* _Goal_: Extract all of the data and reproduce it precisely.

# Start of Exercise materials

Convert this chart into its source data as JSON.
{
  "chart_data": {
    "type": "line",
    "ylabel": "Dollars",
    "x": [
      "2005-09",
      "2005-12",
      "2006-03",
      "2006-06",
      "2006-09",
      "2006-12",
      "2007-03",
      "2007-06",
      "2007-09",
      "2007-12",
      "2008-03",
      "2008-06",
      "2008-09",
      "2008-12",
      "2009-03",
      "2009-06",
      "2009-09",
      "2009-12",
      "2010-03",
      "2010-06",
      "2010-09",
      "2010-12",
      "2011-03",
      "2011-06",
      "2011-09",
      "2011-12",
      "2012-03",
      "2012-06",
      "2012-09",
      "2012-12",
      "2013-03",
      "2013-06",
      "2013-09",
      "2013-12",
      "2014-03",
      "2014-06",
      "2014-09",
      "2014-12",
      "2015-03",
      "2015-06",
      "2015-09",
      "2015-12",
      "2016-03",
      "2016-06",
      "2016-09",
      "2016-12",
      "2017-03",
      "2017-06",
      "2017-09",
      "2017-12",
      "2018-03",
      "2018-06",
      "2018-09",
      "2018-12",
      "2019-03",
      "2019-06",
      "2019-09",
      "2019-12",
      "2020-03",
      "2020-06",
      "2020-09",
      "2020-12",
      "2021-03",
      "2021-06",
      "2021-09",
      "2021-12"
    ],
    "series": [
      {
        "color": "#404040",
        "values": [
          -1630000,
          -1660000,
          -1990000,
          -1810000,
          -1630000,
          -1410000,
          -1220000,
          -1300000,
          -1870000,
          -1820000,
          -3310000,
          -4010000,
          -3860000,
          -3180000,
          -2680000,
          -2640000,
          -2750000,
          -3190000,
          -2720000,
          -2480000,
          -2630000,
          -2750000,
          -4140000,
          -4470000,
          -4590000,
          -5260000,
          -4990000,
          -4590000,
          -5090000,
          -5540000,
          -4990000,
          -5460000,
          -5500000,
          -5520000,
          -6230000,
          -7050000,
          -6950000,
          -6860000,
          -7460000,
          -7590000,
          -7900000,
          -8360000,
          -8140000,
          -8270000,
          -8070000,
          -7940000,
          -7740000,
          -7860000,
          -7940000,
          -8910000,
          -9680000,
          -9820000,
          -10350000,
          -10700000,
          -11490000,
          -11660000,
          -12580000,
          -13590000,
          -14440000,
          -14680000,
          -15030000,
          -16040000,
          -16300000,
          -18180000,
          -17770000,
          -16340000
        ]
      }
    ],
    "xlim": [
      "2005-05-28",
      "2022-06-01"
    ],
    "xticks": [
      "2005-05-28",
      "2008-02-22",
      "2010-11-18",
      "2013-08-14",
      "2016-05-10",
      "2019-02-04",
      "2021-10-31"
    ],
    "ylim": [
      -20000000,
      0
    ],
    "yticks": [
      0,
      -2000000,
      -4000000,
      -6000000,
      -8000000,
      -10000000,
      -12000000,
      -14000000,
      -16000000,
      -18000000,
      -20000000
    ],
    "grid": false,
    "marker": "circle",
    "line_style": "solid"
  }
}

# End of Exercise materials

* _Full response_:
Convert this chart into its source data as JSON.
{
  "chart_data": {
    "type": "line",
    "ylabel": "Dollars",
    "x": [
      "2005-09",
      "2005-12",
      "2006-03",
      "2006-06",
      "2006-09",
      "2006-12",
      "2007-03",
      "2007-06",
      "2007-09",
      "2007-12",
      "2008-03",
      "2008-06",
      "2008-09",
      "2008-12",
      "2009-03",
      "2009-06",
      "2009-09",
      "2009-12",
      "2010-03",
      "2010-06",
      "2010-09",
      "2010-12",
      "2011-03",
      "2011-06",
      "2011-09",
      "2011-12",
      "2012-03",
      "2012-06",
      "2012-09",
      "2012-12",
      "2013-03",
      "2013-06",
      "2013-09",
      "2013-12",
      "2014-03",
      "2014-06",
      "2014-09",
      "2014-12",
      "2015-03",
      "2015-06",
      "2015-09",
      "2015-12",
      "2016-03",
      "2016-06",
      "2016-09",
      "2016-12",
      "2017-03",
      "2017-06",
      "2017-09",
      "2017-12",
      "2018-03",
      "2018-06",
      "2018-09",
      "2018-12",
      "2019-03",
      "2019-06",
      "2019-09",
      "2019-12",
      "2020-03",
      "2020-06",
      "2020-09",
      "2020-12",
      "2021-03",
      "2021-06",
      "2021-09",
      "2021-12"
    ],
    "series": [
      {
        "color": "#404040",
        "values": [
          -1630000,
          -1660000,
          -1990000,
          -1810000,
          -1630000,
          -1410000,
          -1220000,
          -1300000,
          -1870000,
          -1820000,
          -3310000,
          -4010000,
          -3860000,
          -3180000,
          -2680000,
          -2640000,
          -2750000,
          -3190000,
          -2720000,
          -2480000,
          -2630000,
          -2750000,
          -4140000,
          -4470000,
          -4590000,
          -5260000,
          -4990000,
          -4590000,
          -5090000,
          -5540000,
          -4990000,
          -5460000,
          -5500000,
          -5520000,
          -6230000,
          -7050000,
          -6950000,
          -6860000,
          -7460000,
          -7590000,
          -7900000,
          -8360000,
          -8140000,
          -8270000,
          -8070000,
          -7940000,
          -7740000,
          -7860000,
          -7940000,
          -8910000,
          -9680000,
          -9820000,
          -10350000,
          -10700000,
          -11490000,
          -11660000,
          -12580000,
          -13590000,
          -14440000,
          -14680000,
          -15030000,
          -16040000,
          -16300000,
          -18180000,
          -17770000,
          -16340000
        ]
      }
    ],
    "xlim": [
      "2005-05-28",
      "2022-06-01"
    ],
    "xticks": [
      "2005-05-28",
      "2008-02-22",
      "2010-11-18",
      "2013-08-14",
      "2016-05-10",
      "2019-02-04",
      "2021-10-31"
    ],
    "ylim": [
      -20000000,
      0
    ],
    "yticks": [
      0,
      -2000000,
      -4000000,
      -6000000,
      -8000000,
      -10000000,
      -12000000,
      -14000000,
      -16000000,
      -18000000,
      -20000000
    ],
    "grid": false,
    "marker": "circle",
    "line_style": "solid"
  }
}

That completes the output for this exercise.